Dataset extract
◇ ◇ ◇ ◇
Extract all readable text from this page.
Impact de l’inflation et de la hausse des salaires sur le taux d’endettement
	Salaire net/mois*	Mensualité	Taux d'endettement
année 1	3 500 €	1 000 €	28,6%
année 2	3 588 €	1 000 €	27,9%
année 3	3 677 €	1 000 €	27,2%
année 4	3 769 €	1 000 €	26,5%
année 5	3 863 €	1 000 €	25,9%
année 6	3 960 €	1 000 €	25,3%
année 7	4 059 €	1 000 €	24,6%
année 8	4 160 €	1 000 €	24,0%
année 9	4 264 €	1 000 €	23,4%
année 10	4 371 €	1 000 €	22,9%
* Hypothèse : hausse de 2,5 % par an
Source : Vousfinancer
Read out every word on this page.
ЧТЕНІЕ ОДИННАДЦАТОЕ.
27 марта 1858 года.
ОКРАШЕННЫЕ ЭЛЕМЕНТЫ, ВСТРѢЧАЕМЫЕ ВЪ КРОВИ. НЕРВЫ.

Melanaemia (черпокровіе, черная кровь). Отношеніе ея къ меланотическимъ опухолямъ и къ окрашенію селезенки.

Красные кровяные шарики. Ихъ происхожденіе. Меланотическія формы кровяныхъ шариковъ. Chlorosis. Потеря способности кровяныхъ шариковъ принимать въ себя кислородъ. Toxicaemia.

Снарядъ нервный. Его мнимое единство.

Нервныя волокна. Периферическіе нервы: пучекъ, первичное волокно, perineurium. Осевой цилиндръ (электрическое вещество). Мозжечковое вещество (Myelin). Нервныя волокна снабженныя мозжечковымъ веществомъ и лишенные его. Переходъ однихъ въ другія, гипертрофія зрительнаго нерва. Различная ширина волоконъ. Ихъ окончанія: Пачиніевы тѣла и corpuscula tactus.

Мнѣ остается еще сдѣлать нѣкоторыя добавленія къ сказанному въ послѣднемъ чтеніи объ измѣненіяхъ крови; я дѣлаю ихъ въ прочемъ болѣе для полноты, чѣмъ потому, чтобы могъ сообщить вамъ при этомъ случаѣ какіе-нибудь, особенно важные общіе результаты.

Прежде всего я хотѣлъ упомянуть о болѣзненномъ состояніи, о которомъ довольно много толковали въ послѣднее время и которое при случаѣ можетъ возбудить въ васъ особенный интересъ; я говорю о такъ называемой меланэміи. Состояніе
◇ ◇ ◇ ◇
Problem to solve
Copy out each record, keeping every word as it is.

Answer to this task
Extract all readable text from this page.
Impact de l’inflation et de la hausse des salaires sur le taux d’endettement
	Salaire net/mois*	Mensualité	Taux d'endettement
année 1	3 500 €	1 000 €	28,6%
année 2	3 588 €	1 000 €	27,9%
année 3	3 677 €	1 000 €	27,2%
année 4	3 769 €	1 000 €	26,5%
année 5	3 863 €	1 000 €	25,9%
année 6	3 960 €	1 000 €	25,3%
année 7	4 059 €	1 000 €	24,6%
année 8	4 160 €	1 000 €	24,0%
année 9	4 264 €	1 000 €	23,4%
année 10	4 371 €	1 000 €	22,9%
* Hypothèse : hausse de 2,5 % par an
Source : Vousfinancer
Read out every word on this page.
ЧТЕНІЕ ОДИННАДЦАТОЕ.
27 марта 1858 года.
ОКРАШЕННЫЕ ЭЛЕМЕНТЫ, ВСТРѢЧАЕМЫЕ ВЪ КРОВИ. НЕРВЫ.

Melanaemia (черпокровіе, черная кровь). Отношеніе ея къ меланотическимъ опухолямъ и къ окрашенію селезенки.

Красные кровяные шарики. Ихъ происхожденіе. Меланотическія формы кровяныхъ шариковъ. Chlorosis. Потеря способности кровяныхъ шариковъ принимать въ себя кислородъ. Toxicaemia.

Снарядъ нервный. Его мнимое единство.

Нервныя волокна. Периферическіе нервы: пучекъ, первичное волокно, perineurium. Осевой цилиндръ (электрическое вещество). Мозжечковое вещество (Myelin). Нервныя волокна снабженныя мозжечковымъ веществомъ и лишенные его. Переходъ однихъ въ другія, гипертрофія зрительнаго нерва. Различная ширина волоконъ. Ихъ окончанія: Пачиніевы тѣла и corpuscula tactus.

Мнѣ остается еще сдѣлать нѣкоторыя добавленія къ сказанному въ послѣднемъ чтеніи объ измѣненіяхъ крови; я дѣлаю ихъ въ прочемъ болѣе для полноты, чѣмъ потому, чтобы могъ сообщить вамъ при этомъ случаѣ какіе-нибудь, особенно важные общіе результаты.

Прежде всего я хотѣлъ упомянуть о болѣзненномъ состояніи, о которомъ довольно много толковали въ послѣднее время и которое при случаѣ можетъ возбудить въ васъ особенный интересъ; я говорю о такъ называемой меланэміи. Состояніе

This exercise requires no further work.